Problem requirements:
Seek out every line containing the word "zavorni", and copy each.

Data rows:
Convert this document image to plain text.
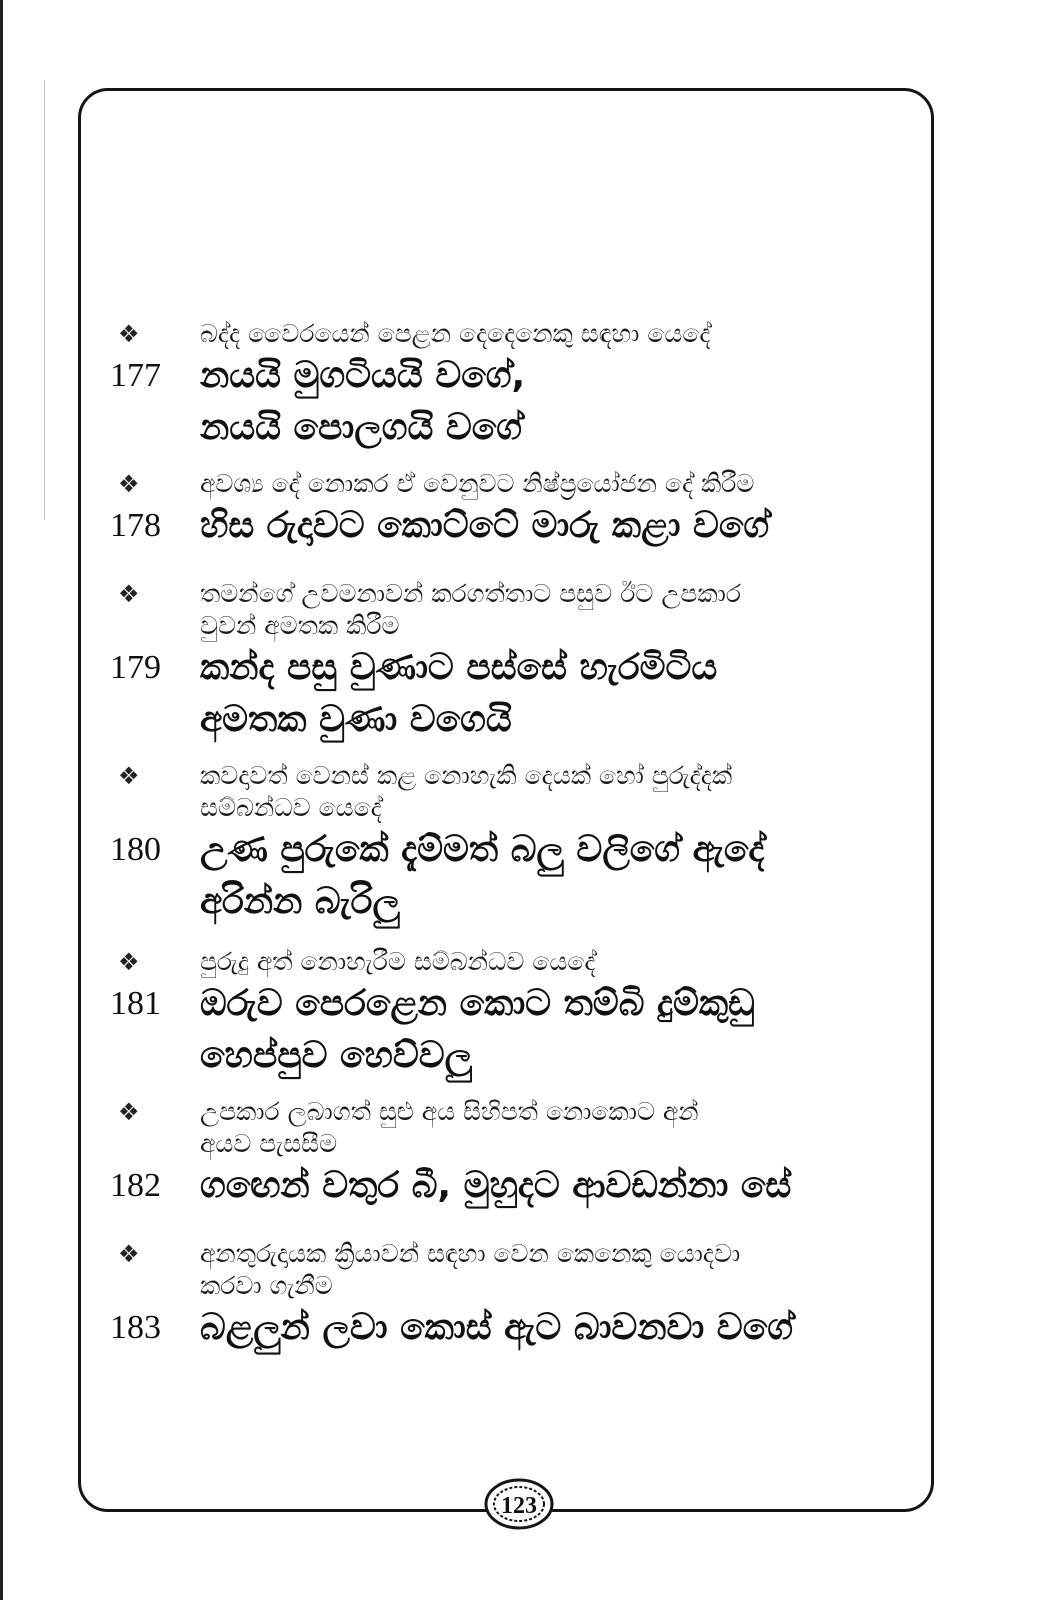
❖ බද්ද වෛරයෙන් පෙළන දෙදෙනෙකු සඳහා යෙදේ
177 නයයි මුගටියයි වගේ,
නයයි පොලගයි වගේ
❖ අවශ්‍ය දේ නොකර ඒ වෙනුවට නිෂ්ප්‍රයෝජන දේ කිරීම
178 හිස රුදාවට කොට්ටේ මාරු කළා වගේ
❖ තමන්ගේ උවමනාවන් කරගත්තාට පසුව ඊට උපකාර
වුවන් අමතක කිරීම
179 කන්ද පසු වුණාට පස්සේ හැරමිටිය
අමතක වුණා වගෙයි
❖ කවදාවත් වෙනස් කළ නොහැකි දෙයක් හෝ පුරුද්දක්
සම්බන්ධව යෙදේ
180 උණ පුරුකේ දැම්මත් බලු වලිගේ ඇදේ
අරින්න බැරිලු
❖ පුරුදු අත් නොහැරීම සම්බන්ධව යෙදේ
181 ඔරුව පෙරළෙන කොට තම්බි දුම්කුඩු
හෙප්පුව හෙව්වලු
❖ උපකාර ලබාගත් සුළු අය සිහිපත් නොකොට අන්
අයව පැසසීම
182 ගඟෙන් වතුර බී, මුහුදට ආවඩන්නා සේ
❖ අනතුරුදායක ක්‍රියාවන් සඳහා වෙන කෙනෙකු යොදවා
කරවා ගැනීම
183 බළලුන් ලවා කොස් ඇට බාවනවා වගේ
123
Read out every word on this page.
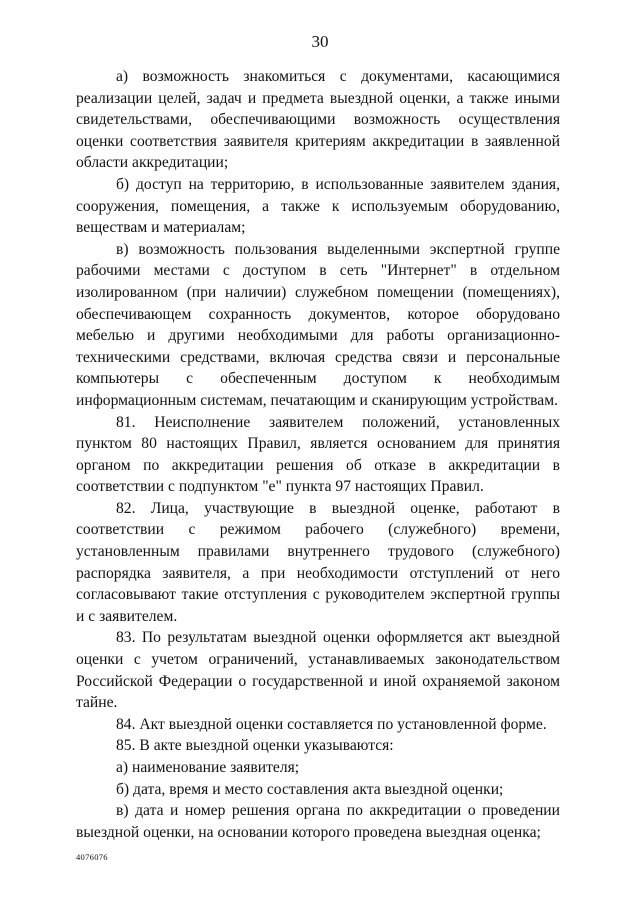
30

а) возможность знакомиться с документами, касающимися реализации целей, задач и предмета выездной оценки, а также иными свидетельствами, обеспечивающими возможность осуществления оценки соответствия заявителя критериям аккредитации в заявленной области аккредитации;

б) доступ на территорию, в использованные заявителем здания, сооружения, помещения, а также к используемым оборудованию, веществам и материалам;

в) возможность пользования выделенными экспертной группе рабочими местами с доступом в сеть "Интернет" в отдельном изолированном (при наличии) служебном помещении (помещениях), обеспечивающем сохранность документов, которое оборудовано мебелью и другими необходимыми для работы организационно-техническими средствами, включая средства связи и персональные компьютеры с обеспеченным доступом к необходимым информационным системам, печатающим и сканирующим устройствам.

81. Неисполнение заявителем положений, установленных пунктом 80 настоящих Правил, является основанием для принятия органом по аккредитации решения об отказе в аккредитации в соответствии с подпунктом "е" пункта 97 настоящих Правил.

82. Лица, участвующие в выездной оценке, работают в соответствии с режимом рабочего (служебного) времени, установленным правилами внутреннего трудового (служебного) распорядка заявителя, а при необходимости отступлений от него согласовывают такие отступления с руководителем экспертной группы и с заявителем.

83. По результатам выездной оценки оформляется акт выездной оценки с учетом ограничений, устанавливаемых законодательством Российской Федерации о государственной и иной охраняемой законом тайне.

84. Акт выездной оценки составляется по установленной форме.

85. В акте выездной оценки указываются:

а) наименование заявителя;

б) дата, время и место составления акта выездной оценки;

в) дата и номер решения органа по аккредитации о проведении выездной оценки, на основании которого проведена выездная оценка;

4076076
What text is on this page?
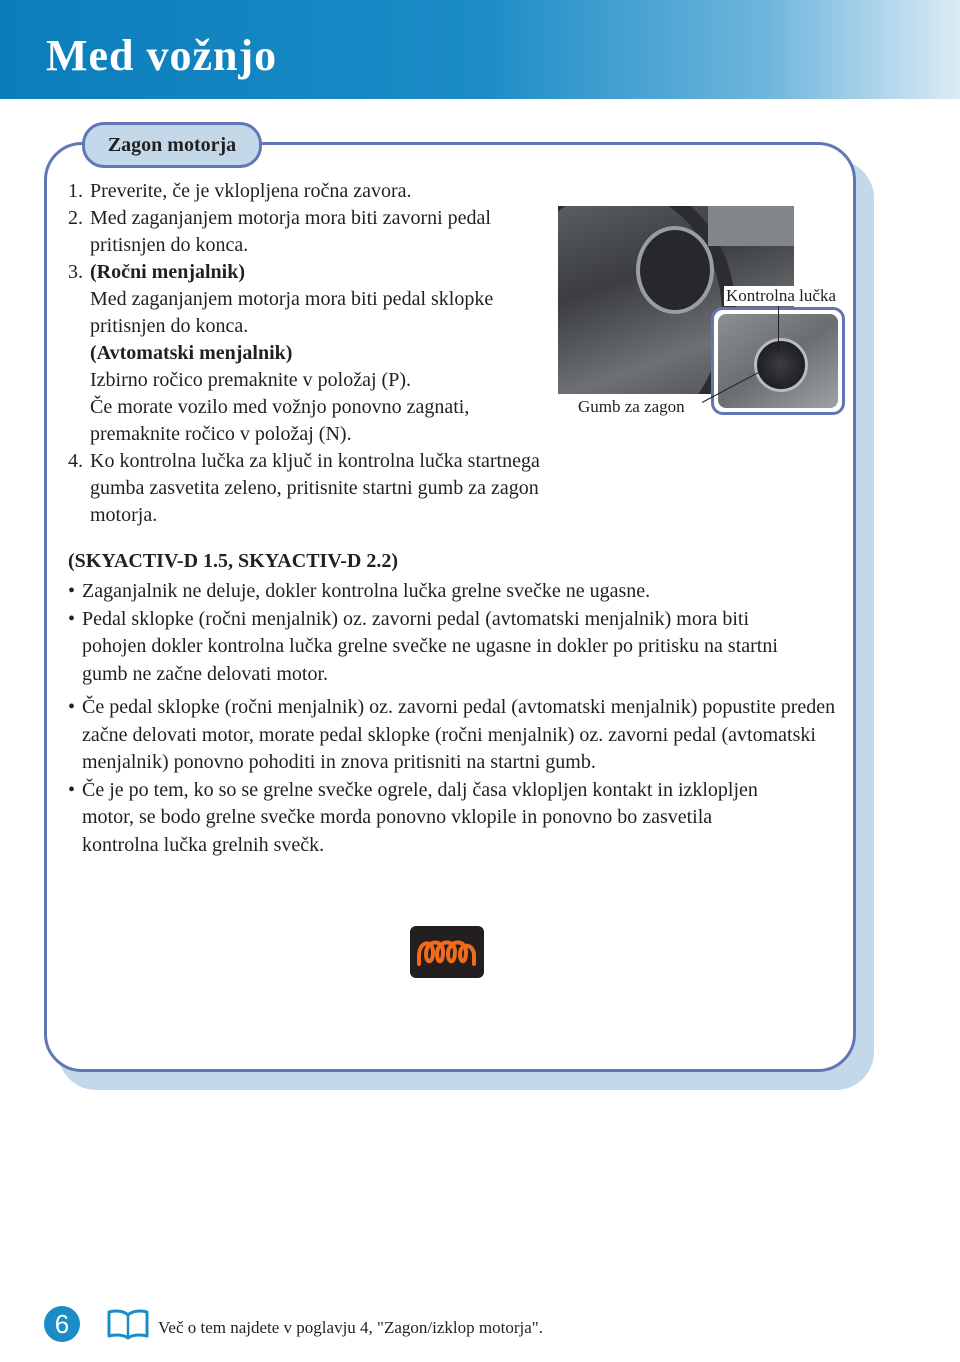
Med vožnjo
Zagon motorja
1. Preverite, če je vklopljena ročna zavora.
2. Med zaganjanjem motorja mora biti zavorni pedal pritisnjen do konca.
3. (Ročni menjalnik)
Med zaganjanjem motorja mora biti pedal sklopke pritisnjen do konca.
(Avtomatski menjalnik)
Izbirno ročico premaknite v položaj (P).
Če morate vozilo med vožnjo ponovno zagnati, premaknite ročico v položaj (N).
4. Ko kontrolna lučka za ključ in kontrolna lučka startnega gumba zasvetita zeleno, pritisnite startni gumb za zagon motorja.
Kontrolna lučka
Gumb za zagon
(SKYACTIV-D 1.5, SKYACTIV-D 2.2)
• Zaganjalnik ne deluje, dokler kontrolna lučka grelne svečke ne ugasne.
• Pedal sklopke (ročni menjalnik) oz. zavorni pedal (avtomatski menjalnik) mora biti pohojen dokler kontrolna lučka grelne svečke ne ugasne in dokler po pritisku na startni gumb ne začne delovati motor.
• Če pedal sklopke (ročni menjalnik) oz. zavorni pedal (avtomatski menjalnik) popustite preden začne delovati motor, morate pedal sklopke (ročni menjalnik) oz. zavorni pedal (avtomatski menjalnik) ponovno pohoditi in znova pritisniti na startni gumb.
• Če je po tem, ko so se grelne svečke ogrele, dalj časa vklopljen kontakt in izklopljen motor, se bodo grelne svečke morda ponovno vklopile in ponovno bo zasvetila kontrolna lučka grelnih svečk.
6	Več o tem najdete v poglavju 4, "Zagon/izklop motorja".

Complete output:
2. Med zaganjanjem motorja mora biti zavorni pedal pritisnjen do konca.
• Pedal sklopke (ročni menjalnik) oz. zavorni pedal (avtomatski menjalnik) mora biti pohojen dokler kontrolna lučka grelne svečke ne ugasne in dokler po pritisku na startni gumb ne začne delovati motor.
• Če pedal sklopke (ročni menjalnik) oz. zavorni pedal (avtomatski menjalnik) popustite preden začne delovati motor, morate pedal sklopke (ročni menjalnik) oz. zavorni pedal (avtomatski menjalnik) ponovno pohoditi in znova pritisniti na startni gumb.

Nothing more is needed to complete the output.